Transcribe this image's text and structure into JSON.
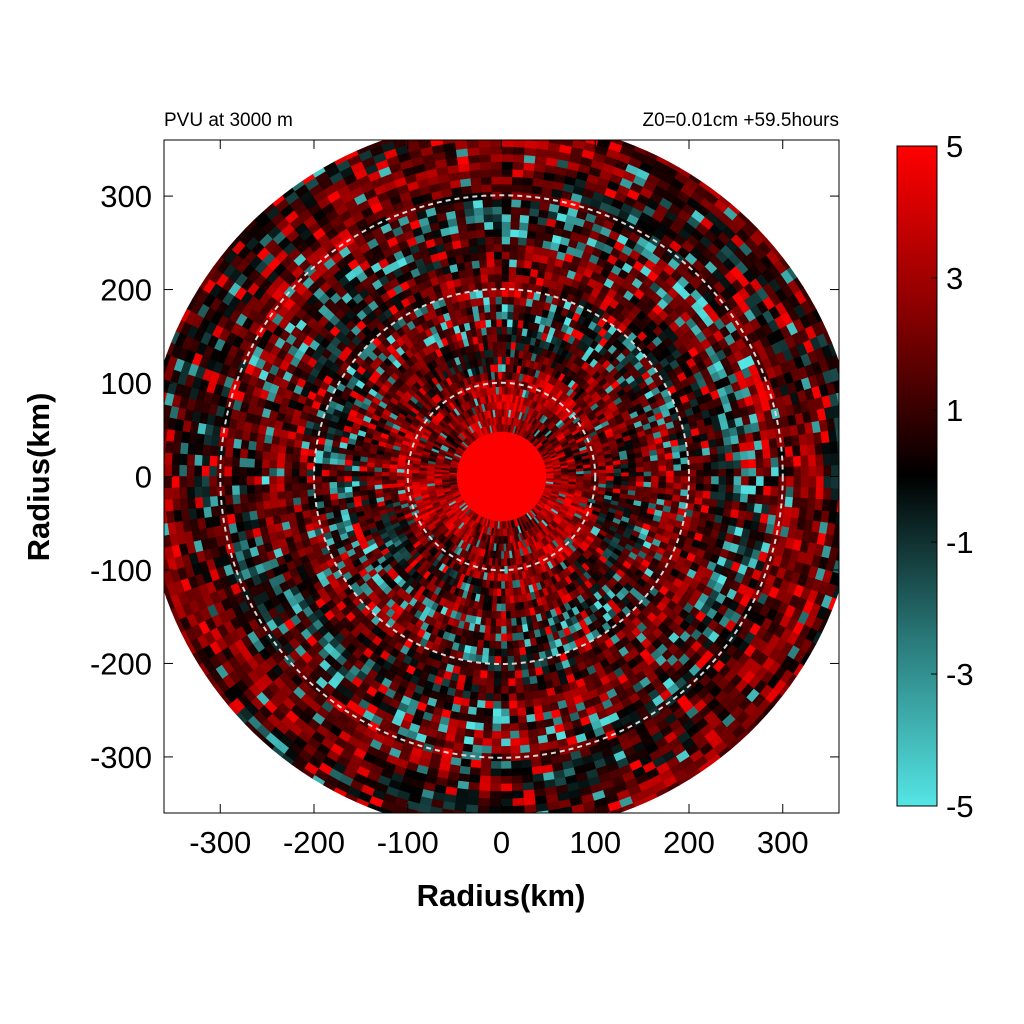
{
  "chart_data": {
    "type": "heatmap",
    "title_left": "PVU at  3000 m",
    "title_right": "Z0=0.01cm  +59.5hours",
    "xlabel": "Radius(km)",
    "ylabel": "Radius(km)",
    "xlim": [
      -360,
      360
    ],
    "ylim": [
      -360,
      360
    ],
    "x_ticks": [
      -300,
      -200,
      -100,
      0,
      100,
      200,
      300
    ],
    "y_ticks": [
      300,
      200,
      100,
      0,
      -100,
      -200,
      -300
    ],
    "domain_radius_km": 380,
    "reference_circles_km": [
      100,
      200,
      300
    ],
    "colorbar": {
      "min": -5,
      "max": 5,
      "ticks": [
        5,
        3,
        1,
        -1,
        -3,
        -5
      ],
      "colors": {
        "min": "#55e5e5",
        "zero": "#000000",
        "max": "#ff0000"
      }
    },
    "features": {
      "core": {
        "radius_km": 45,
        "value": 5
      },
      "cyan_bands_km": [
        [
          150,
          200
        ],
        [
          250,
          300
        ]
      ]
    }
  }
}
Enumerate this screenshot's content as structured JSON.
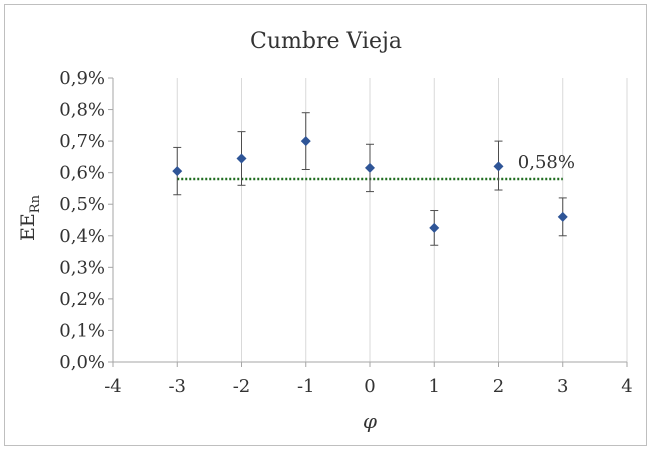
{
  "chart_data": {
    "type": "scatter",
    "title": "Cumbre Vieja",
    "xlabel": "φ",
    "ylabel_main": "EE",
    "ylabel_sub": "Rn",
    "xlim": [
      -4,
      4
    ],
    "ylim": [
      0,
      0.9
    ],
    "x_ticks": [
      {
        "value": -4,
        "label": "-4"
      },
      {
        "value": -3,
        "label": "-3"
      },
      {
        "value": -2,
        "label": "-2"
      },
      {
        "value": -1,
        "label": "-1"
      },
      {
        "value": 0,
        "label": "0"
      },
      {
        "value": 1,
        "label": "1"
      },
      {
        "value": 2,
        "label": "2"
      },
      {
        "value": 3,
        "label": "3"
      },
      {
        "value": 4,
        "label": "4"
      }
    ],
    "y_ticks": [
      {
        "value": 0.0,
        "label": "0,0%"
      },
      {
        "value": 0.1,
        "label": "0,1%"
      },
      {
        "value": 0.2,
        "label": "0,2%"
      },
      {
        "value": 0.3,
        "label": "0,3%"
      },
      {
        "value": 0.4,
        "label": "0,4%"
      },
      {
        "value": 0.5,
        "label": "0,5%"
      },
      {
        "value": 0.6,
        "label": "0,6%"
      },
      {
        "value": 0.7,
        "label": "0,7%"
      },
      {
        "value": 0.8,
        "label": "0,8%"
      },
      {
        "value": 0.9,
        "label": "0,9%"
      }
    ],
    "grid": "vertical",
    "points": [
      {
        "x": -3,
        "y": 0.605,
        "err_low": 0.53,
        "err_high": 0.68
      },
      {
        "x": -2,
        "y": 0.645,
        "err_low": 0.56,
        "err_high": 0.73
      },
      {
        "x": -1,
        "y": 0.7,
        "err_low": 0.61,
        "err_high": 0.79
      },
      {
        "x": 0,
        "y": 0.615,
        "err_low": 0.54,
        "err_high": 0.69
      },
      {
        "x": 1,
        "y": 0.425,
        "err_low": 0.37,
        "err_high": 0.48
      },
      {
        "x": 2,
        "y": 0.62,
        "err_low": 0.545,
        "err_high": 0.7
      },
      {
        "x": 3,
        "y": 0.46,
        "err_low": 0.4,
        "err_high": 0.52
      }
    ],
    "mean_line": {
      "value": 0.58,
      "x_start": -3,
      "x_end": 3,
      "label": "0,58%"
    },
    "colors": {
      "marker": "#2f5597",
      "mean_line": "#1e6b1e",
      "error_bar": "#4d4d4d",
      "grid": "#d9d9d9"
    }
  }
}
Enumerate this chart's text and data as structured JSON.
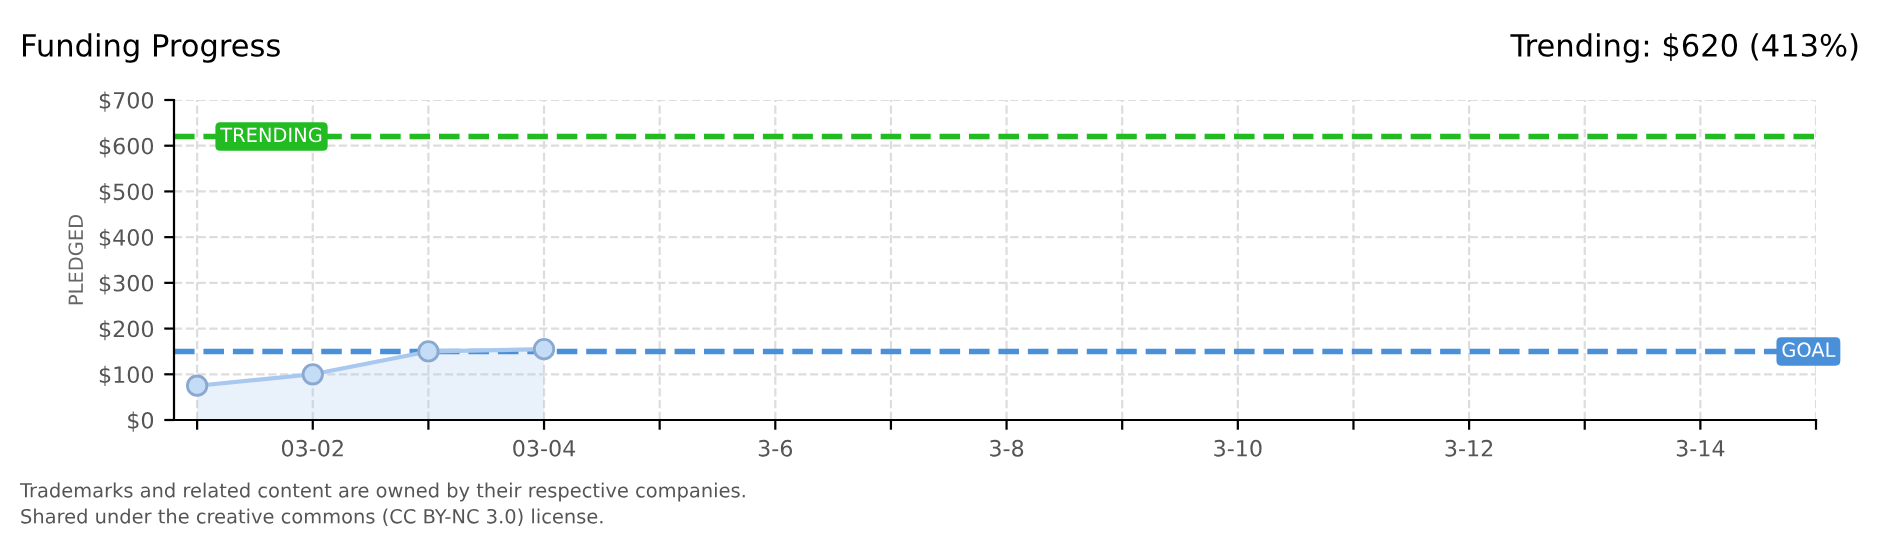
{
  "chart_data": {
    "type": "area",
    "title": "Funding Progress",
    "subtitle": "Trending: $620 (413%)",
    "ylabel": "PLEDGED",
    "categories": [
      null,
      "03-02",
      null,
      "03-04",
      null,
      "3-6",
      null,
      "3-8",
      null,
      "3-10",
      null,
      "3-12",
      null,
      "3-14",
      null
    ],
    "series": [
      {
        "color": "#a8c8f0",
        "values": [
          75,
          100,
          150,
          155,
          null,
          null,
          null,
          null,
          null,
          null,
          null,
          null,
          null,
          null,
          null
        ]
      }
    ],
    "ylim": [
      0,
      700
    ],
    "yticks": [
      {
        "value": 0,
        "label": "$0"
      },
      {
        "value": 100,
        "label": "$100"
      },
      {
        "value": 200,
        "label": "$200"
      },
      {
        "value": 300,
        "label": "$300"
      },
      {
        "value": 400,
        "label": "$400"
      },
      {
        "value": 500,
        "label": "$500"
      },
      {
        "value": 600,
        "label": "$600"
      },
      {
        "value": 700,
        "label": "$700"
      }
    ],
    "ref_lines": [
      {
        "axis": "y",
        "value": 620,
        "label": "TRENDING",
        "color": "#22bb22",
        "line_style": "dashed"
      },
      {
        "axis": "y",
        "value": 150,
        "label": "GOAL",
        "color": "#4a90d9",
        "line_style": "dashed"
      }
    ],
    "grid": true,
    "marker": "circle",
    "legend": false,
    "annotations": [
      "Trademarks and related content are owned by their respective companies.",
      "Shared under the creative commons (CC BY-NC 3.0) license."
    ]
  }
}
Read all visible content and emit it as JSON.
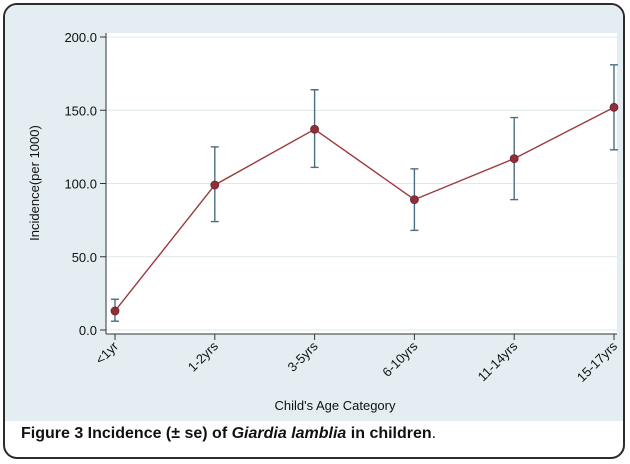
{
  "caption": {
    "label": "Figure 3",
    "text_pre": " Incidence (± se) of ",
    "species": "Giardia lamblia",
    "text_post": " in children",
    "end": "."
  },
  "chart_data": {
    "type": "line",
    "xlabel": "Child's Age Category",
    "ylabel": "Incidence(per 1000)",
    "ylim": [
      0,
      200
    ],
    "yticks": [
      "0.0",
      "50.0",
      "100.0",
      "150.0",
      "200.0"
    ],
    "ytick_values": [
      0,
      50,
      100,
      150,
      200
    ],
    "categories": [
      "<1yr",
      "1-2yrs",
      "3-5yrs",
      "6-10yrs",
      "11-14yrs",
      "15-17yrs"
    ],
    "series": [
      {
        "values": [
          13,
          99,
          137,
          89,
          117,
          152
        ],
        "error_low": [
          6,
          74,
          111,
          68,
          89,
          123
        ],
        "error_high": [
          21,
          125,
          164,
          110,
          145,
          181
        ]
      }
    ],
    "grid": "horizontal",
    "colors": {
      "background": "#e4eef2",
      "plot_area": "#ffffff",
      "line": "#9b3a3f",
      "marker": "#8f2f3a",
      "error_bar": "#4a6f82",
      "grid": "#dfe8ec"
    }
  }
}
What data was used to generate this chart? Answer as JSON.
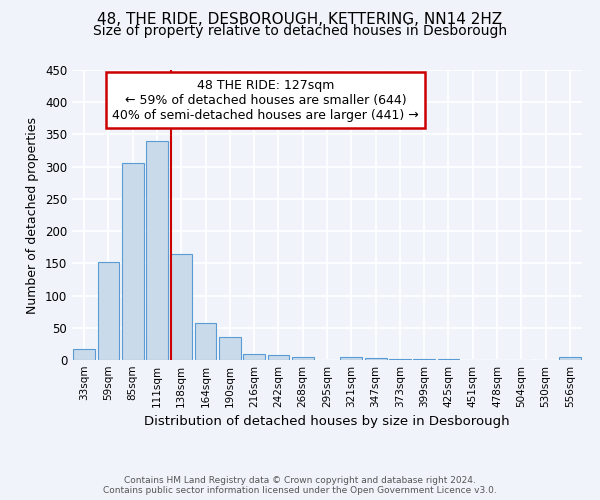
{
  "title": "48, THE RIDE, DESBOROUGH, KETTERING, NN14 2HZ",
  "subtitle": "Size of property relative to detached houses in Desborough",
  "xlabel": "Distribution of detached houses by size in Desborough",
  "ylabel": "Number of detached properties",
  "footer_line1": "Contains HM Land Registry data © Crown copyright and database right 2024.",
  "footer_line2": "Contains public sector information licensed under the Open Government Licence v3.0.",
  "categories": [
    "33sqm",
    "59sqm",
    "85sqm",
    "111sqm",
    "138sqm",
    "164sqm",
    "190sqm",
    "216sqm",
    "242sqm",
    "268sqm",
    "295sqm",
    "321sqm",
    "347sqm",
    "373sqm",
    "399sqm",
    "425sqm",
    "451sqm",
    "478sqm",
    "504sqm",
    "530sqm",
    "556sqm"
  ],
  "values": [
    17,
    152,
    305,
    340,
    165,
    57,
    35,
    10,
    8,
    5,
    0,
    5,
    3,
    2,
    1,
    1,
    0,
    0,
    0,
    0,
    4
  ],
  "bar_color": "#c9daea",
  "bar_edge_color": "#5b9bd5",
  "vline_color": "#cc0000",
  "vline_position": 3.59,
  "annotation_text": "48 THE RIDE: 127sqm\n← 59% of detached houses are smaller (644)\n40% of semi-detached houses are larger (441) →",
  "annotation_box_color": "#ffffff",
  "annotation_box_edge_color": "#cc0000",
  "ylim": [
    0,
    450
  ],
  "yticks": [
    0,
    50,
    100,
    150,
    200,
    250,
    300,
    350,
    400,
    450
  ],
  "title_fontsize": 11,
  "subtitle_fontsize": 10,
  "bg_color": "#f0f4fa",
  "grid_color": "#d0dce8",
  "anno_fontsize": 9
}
....
Instruction:
Pick out and copy every line that contains the word "content".

Result of the task:
Enumerate this screenshot's content as structured JSON.
      "Trademarks and related content are owned by their respective companies.",
Read all visible content and emit it as JSON.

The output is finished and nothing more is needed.